--- Problem details ---
Give every line below again, exactly.
* * * * * * * * *
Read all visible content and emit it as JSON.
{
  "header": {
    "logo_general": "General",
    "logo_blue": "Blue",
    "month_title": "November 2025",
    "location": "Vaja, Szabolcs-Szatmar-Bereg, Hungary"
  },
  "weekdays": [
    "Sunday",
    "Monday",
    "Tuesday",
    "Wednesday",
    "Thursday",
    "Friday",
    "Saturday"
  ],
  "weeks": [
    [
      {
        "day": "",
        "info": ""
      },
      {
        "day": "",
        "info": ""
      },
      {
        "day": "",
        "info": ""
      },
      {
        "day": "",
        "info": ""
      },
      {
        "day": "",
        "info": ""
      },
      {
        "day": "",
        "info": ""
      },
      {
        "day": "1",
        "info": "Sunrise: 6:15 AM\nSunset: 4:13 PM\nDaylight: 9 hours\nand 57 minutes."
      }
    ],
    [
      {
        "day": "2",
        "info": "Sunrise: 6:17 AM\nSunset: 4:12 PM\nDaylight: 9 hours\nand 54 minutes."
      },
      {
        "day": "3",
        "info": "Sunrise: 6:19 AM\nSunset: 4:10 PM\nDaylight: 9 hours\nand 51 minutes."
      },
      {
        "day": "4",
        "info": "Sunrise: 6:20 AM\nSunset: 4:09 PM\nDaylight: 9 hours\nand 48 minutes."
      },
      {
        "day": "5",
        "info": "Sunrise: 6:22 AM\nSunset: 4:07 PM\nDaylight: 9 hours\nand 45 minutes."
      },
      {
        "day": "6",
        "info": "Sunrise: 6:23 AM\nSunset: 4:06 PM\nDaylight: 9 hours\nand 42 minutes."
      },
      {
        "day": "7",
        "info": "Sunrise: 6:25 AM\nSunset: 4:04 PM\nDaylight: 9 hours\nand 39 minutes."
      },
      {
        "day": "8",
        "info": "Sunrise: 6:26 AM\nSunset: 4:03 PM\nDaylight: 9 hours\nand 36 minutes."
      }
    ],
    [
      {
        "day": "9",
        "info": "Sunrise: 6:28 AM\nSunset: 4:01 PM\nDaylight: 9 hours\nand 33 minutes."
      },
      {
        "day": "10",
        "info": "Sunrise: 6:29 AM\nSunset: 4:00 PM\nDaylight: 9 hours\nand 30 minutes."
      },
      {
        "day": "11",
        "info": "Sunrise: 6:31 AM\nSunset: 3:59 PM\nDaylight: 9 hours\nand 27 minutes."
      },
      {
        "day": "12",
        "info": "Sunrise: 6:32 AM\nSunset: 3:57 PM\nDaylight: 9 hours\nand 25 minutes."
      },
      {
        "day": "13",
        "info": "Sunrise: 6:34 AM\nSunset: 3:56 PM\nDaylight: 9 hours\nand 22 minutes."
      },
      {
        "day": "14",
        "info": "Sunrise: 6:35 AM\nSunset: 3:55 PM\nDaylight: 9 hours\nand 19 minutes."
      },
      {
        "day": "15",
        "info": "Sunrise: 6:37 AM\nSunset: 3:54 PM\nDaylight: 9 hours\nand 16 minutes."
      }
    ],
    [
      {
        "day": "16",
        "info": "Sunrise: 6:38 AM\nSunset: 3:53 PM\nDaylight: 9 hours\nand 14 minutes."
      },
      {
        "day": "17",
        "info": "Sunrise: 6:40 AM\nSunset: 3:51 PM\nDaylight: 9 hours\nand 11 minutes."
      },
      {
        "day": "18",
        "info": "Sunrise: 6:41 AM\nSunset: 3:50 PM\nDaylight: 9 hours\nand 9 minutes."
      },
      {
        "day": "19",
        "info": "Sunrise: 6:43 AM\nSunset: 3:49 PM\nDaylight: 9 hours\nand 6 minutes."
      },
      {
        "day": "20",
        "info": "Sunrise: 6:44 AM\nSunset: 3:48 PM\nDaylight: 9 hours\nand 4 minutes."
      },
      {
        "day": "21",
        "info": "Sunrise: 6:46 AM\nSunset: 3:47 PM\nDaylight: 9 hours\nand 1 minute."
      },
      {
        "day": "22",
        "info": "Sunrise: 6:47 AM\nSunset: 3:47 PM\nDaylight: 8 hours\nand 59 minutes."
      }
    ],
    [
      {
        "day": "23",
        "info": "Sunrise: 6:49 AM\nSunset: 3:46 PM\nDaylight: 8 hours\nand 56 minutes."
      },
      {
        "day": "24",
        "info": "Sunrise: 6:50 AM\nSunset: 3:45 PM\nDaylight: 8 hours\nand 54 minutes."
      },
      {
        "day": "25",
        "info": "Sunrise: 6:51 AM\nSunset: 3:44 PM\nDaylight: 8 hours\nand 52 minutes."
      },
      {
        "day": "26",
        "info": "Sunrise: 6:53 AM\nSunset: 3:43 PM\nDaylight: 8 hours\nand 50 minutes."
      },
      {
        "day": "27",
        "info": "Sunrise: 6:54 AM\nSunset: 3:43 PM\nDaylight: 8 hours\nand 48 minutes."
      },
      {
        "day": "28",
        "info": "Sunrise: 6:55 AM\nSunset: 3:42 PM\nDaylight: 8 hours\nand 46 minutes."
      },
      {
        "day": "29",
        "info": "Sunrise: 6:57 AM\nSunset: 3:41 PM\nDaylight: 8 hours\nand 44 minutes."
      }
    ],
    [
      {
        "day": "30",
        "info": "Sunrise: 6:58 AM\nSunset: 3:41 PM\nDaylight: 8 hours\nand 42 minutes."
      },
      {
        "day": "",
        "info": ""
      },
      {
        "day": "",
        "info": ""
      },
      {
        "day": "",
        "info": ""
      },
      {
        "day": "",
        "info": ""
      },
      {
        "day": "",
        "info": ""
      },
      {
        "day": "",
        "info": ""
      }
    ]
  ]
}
* * * * * * * * *
--- The output ---
Read all visible content and emit it as JSON.
{
  "header": {
    "logo_general": "General",
    "logo_blue": "Blue",
    "month_title": "November 2025",
    "location": "Vaja, Szabolcs-Szatmar-Bereg, Hungary"
  },
  "weekdays": [
    "Sunday",
    "Monday",
    "Tuesday",
    "Wednesday",
    "Thursday",
    "Friday",
    "Saturday"
  ],
  "weeks": [
    [
      {
        "day": "",
        "info": ""
      },
      {
        "day": "",
        "info": ""
      },
      {
        "day": "",
        "info": ""
      },
      {
        "day": "",
        "info": ""
      },
      {
        "day": "",
        "info": ""
      },
      {
        "day": "",
        "info": ""
      },
      {
        "day": "1",
        "info": "Sunrise: 6:15 AM\nSunset: 4:13 PM\nDaylight: 9 hours\nand 57 minutes."
      }
    ],
    [
      {
        "day": "2",
        "info": "Sunrise: 6:17 AM\nSunset: 4:12 PM\nDaylight: 9 hours\nand 54 minutes."
      },
      {
        "day": "3",
        "info": "Sunrise: 6:19 AM\nSunset: 4:10 PM\nDaylight: 9 hours\nand 51 minutes."
      },
      {
        "day": "4",
        "info": "Sunrise: 6:20 AM\nSunset: 4:09 PM\nDaylight: 9 hours\nand 48 minutes."
      },
      {
        "day": "5",
        "info": "Sunrise: 6:22 AM\nSunset: 4:07 PM\nDaylight: 9 hours\nand 45 minutes."
      },
      {
        "day": "6",
        "info": "Sunrise: 6:23 AM\nSunset: 4:06 PM\nDaylight: 9 hours\nand 42 minutes."
      },
      {
        "day": "7",
        "info": "Sunrise: 6:25 AM\nSunset: 4:04 PM\nDaylight: 9 hours\nand 39 minutes."
      },
      {
        "day": "8",
        "info": "Sunrise: 6:26 AM\nSunset: 4:03 PM\nDaylight: 9 hours\nand 36 minutes."
      }
    ],
    [
      {
        "day": "9",
        "info": "Sunrise: 6:28 AM\nSunset: 4:01 PM\nDaylight: 9 hours\nand 33 minutes."
      },
      {
        "day": "10",
        "info": "Sunrise: 6:29 AM\nSunset: 4:00 PM\nDaylight: 9 hours\nand 30 minutes."
      },
      {
        "day": "11",
        "info": "Sunrise: 6:31 AM\nSunset: 3:59 PM\nDaylight: 9 hours\nand 27 minutes."
      },
      {
        "day": "12",
        "info": "Sunrise: 6:32 AM\nSunset: 3:57 PM\nDaylight: 9 hours\nand 25 minutes."
      },
      {
        "day": "13",
        "info": "Sunrise: 6:34 AM\nSunset: 3:56 PM\nDaylight: 9 hours\nand 22 minutes."
      },
      {
        "day": "14",
        "info": "Sunrise: 6:35 AM\nSunset: 3:55 PM\nDaylight: 9 hours\nand 19 minutes."
      },
      {
        "day": "15",
        "info": "Sunrise: 6:37 AM\nSunset: 3:54 PM\nDaylight: 9 hours\nand 16 minutes."
      }
    ],
    [
      {
        "day": "16",
        "info": "Sunrise: 6:38 AM\nSunset: 3:53 PM\nDaylight: 9 hours\nand 14 minutes."
      },
      {
        "day": "17",
        "info": "Sunrise: 6:40 AM\nSunset: 3:51 PM\nDaylight: 9 hours\nand 11 minutes."
      },
      {
        "day": "18",
        "info": "Sunrise: 6:41 AM\nSunset: 3:50 PM\nDaylight: 9 hours\nand 9 minutes."
      },
      {
        "day": "19",
        "info": "Sunrise: 6:43 AM\nSunset: 3:49 PM\nDaylight: 9 hours\nand 6 minutes."
      },
      {
        "day": "20",
        "info": "Sunrise: 6:44 AM\nSunset: 3:48 PM\nDaylight: 9 hours\nand 4 minutes."
      },
      {
        "day": "21",
        "info": "Sunrise: 6:46 AM\nSunset: 3:47 PM\nDaylight: 9 hours\nand 1 minute."
      },
      {
        "day": "22",
        "info": "Sunrise: 6:47 AM\nSunset: 3:47 PM\nDaylight: 8 hours\nand 59 minutes."
      }
    ],
    [
      {
        "day": "23",
        "info": "Sunrise: 6:49 AM\nSunset: 3:46 PM\nDaylight: 8 hours\nand 56 minutes."
      },
      {
        "day": "24",
        "info": "Sunrise: 6:50 AM\nSunset: 3:45 PM\nDaylight: 8 hours\nand 54 minutes."
      },
      {
        "day": "25",
        "info": "Sunrise: 6:51 AM\nSunset: 3:44 PM\nDaylight: 8 hours\nand 52 minutes."
      },
      {
        "day": "26",
        "info": "Sunrise: 6:53 AM\nSunset: 3:43 PM\nDaylight: 8 hours\nand 50 minutes."
      },
      {
        "day": "27",
        "info": "Sunrise: 6:54 AM\nSunset: 3:43 PM\nDaylight: 8 hours\nand 48 minutes."
      },
      {
        "day": "28",
        "info": "Sunrise: 6:55 AM\nSunset: 3:42 PM\nDaylight: 8 hours\nand 46 minutes."
      },
      {
        "day": "29",
        "info": "Sunrise: 6:57 AM\nSunset: 3:41 PM\nDaylight: 8 hours\nand 44 minutes."
      }
    ],
    [
      {
        "day": "30",
        "info": "Sunrise: 6:58 AM\nSunset: 3:41 PM\nDaylight: 8 hours\nand 42 minutes."
      },
      {
        "day": "",
        "info": ""
      },
      {
        "day": "",
        "info": ""
      },
      {
        "day": "",
        "info": ""
      },
      {
        "day": "",
        "info": ""
      },
      {
        "day": "",
        "info": ""
      },
      {
        "day": "",
        "info": ""
      }
    ]
  ]
}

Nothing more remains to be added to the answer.